● Do this
Reproduce all the entries precisely.

● Excerpted data
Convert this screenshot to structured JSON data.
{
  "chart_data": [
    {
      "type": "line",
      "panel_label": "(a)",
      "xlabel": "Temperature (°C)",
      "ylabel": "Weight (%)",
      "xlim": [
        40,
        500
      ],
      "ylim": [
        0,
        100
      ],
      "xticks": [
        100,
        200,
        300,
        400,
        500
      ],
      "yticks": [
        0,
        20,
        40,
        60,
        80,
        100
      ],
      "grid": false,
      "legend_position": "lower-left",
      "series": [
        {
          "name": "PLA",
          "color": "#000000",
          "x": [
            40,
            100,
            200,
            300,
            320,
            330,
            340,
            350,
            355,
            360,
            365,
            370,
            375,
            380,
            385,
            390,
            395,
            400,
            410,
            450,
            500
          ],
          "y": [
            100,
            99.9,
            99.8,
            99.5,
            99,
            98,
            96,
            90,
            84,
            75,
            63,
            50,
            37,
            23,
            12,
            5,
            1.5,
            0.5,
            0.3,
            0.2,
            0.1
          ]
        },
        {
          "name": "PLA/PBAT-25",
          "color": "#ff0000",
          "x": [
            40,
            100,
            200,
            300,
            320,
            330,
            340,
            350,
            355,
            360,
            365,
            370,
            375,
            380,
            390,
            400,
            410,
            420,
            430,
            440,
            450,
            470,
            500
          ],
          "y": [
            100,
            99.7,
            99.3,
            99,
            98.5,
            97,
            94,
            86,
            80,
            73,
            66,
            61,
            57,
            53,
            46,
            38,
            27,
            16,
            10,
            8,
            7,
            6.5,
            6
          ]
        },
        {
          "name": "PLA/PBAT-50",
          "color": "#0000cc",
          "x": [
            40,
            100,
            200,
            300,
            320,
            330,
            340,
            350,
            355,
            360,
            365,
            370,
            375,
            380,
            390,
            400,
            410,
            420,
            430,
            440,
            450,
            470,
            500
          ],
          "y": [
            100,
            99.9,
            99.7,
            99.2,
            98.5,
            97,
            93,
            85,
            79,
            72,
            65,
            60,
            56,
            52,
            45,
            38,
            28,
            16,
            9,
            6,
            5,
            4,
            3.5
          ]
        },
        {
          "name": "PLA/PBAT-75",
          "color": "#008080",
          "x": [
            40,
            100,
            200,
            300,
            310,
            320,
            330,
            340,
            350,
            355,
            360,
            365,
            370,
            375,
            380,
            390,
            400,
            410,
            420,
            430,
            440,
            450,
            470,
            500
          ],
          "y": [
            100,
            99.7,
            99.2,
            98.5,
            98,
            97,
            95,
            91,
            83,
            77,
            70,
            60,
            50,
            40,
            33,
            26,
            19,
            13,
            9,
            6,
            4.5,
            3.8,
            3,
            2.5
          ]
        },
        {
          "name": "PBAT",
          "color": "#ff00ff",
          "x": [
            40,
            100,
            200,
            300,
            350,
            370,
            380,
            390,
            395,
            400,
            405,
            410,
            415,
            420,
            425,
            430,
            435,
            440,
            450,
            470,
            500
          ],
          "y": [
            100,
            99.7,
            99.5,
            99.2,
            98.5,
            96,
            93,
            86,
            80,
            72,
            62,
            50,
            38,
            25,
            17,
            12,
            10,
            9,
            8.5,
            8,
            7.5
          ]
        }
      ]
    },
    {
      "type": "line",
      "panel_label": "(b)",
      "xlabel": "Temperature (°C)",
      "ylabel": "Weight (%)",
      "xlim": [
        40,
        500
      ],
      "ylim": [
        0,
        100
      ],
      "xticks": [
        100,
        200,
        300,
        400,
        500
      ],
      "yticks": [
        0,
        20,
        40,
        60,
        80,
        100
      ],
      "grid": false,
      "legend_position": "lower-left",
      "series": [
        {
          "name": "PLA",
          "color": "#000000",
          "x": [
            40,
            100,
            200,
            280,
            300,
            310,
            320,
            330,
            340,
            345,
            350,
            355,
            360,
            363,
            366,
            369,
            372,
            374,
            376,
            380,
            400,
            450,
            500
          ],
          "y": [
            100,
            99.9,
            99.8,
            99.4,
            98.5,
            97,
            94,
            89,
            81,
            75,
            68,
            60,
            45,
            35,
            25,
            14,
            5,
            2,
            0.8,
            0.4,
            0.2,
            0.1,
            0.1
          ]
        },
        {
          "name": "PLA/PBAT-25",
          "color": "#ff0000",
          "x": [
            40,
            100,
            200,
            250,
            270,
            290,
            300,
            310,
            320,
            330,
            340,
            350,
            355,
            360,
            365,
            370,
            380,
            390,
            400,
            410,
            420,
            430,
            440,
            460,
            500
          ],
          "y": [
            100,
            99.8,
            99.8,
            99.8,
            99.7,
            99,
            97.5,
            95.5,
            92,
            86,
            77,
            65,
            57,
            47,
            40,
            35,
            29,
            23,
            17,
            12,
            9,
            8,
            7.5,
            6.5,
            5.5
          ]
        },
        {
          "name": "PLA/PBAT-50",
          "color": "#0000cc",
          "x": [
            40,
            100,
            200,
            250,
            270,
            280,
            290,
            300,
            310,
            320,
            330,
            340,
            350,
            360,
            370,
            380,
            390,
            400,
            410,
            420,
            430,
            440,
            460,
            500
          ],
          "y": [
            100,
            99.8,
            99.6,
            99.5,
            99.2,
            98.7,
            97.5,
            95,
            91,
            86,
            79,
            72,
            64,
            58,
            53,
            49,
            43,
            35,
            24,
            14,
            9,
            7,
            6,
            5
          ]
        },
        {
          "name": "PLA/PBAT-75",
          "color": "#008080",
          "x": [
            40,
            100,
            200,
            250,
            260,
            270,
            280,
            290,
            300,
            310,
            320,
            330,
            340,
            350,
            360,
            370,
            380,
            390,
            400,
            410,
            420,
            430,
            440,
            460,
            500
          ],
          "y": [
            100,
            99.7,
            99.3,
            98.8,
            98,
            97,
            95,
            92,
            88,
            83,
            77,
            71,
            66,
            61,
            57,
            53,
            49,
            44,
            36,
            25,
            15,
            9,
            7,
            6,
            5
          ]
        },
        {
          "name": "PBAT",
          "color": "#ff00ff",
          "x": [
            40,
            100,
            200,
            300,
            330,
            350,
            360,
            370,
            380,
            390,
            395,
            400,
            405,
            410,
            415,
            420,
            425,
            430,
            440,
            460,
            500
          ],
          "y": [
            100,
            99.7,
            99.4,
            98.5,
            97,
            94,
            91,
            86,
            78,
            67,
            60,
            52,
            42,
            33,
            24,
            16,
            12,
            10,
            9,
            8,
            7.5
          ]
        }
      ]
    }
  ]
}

● Exercise result
Convert this screenshot to structured JSON data.
{
  "chart_data": [
    {
      "type": "line",
      "panel_label": "(a)",
      "xlabel": "Temperature (°C)",
      "ylabel": "Weight (%)",
      "xlim": [
        40,
        500
      ],
      "ylim": [
        0,
        100
      ],
      "xticks": [
        100,
        200,
        300,
        400,
        500
      ],
      "yticks": [
        0,
        20,
        40,
        60,
        80,
        100
      ],
      "grid": false,
      "legend_position": "lower-left",
      "series": [
        {
          "name": "PLA",
          "color": "#000000",
          "x": [
            40,
            100,
            200,
            300,
            320,
            330,
            340,
            350,
            355,
            360,
            365,
            370,
            375,
            380,
            385,
            390,
            395,
            400,
            410,
            450,
            500
          ],
          "y": [
            100,
            99.9,
            99.8,
            99.5,
            99,
            98,
            96,
            90,
            84,
            75,
            63,
            50,
            37,
            23,
            12,
            5,
            1.5,
            0.5,
            0.3,
            0.2,
            0.1
          ]
        },
        {
          "name": "PLA/PBAT-25",
          "color": "#ff0000",
          "x": [
            40,
            100,
            200,
            300,
            320,
            330,
            340,
            350,
            355,
            360,
            365,
            370,
            375,
            380,
            390,
            400,
            410,
            420,
            430,
            440,
            450,
            470,
            500
          ],
          "y": [
            100,
            99.7,
            99.3,
            99,
            98.5,
            97,
            94,
            86,
            80,
            73,
            66,
            61,
            57,
            53,
            46,
            38,
            27,
            16,
            10,
            8,
            7,
            6.5,
            6
          ]
        },
        {
          "name": "PLA/PBAT-50",
          "color": "#0000cc",
          "x": [
            40,
            100,
            200,
            300,
            320,
            330,
            340,
            350,
            355,
            360,
            365,
            370,
            375,
            380,
            390,
            400,
            410,
            420,
            430,
            440,
            450,
            470,
            500
          ],
          "y": [
            100,
            99.9,
            99.7,
            99.2,
            98.5,
            97,
            93,
            85,
            79,
            72,
            65,
            60,
            56,
            52,
            45,
            38,
            28,
            16,
            9,
            6,
            5,
            4,
            3.5
          ]
        },
        {
          "name": "PLA/PBAT-75",
          "color": "#008080",
          "x": [
            40,
            100,
            200,
            300,
            310,
            320,
            330,
            340,
            350,
            355,
            360,
            365,
            370,
            375,
            380,
            390,
            400,
            410,
            420,
            430,
            440,
            450,
            470,
            500
          ],
          "y": [
            100,
            99.7,
            99.2,
            98.5,
            98,
            97,
            95,
            91,
            83,
            77,
            70,
            60,
            50,
            40,
            33,
            26,
            19,
            13,
            9,
            6,
            4.5,
            3.8,
            3,
            2.5
          ]
        },
        {
          "name": "PBAT",
          "color": "#ff00ff",
          "x": [
            40,
            100,
            200,
            300,
            350,
            370,
            380,
            390,
            395,
            400,
            405,
            410,
            415,
            420,
            425,
            430,
            435,
            440,
            450,
            470,
            500
          ],
          "y": [
            100,
            99.7,
            99.5,
            99.2,
            98.5,
            96,
            93,
            86,
            80,
            72,
            62,
            50,
            38,
            25,
            17,
            12,
            10,
            9,
            8.5,
            8,
            7.5
          ]
        }
      ]
    },
    {
      "type": "line",
      "panel_label": "(b)",
      "xlabel": "Temperature (°C)",
      "ylabel": "Weight (%)",
      "xlim": [
        40,
        500
      ],
      "ylim": [
        0,
        100
      ],
      "xticks": [
        100,
        200,
        300,
        400,
        500
      ],
      "yticks": [
        0,
        20,
        40,
        60,
        80,
        100
      ],
      "grid": false,
      "legend_position": "lower-left",
      "series": [
        {
          "name": "PLA",
          "color": "#000000",
          "x": [
            40,
            100,
            200,
            280,
            300,
            310,
            320,
            330,
            340,
            345,
            350,
            355,
            360,
            363,
            366,
            369,
            372,
            374,
            376,
            380,
            400,
            450,
            500
          ],
          "y": [
            100,
            99.9,
            99.8,
            99.4,
            98.5,
            97,
            94,
            89,
            81,
            75,
            68,
            60,
            45,
            35,
            25,
            14,
            5,
            2,
            0.8,
            0.4,
            0.2,
            0.1,
            0.1
          ]
        },
        {
          "name": "PLA/PBAT-25",
          "color": "#ff0000",
          "x": [
            40,
            100,
            200,
            250,
            270,
            290,
            300,
            310,
            320,
            330,
            340,
            350,
            355,
            360,
            365,
            370,
            380,
            390,
            400,
            410,
            420,
            430,
            440,
            460,
            500
          ],
          "y": [
            100,
            99.8,
            99.8,
            99.8,
            99.7,
            99,
            97.5,
            95.5,
            92,
            86,
            77,
            65,
            57,
            47,
            40,
            35,
            29,
            23,
            17,
            12,
            9,
            8,
            7.5,
            6.5,
            5.5
          ]
        },
        {
          "name": "PLA/PBAT-50",
          "color": "#0000cc",
          "x": [
            40,
            100,
            200,
            250,
            270,
            280,
            290,
            300,
            310,
            320,
            330,
            340,
            350,
            360,
            370,
            380,
            390,
            400,
            410,
            420,
            430,
            440,
            460,
            500
          ],
          "y": [
            100,
            99.8,
            99.6,
            99.5,
            99.2,
            98.7,
            97.5,
            95,
            91,
            86,
            79,
            72,
            64,
            58,
            53,
            49,
            43,
            35,
            24,
            14,
            9,
            7,
            6,
            5
          ]
        },
        {
          "name": "PLA/PBAT-75",
          "color": "#008080",
          "x": [
            40,
            100,
            200,
            250,
            260,
            270,
            280,
            290,
            300,
            310,
            320,
            330,
            340,
            350,
            360,
            370,
            380,
            390,
            400,
            410,
            420,
            430,
            440,
            460,
            500
          ],
          "y": [
            100,
            99.7,
            99.3,
            98.8,
            98,
            97,
            95,
            92,
            88,
            83,
            77,
            71,
            66,
            61,
            57,
            53,
            49,
            44,
            36,
            25,
            15,
            9,
            7,
            6,
            5
          ]
        },
        {
          "name": "PBAT",
          "color": "#ff00ff",
          "x": [
            40,
            100,
            200,
            300,
            330,
            350,
            360,
            370,
            380,
            390,
            395,
            400,
            405,
            410,
            415,
            420,
            425,
            430,
            440,
            460,
            500
          ],
          "y": [
            100,
            99.7,
            99.4,
            98.5,
            97,
            94,
            91,
            86,
            78,
            67,
            60,
            52,
            42,
            33,
            24,
            16,
            12,
            10,
            9,
            8,
            7.5
          ]
        }
      ]
    }
  ]
}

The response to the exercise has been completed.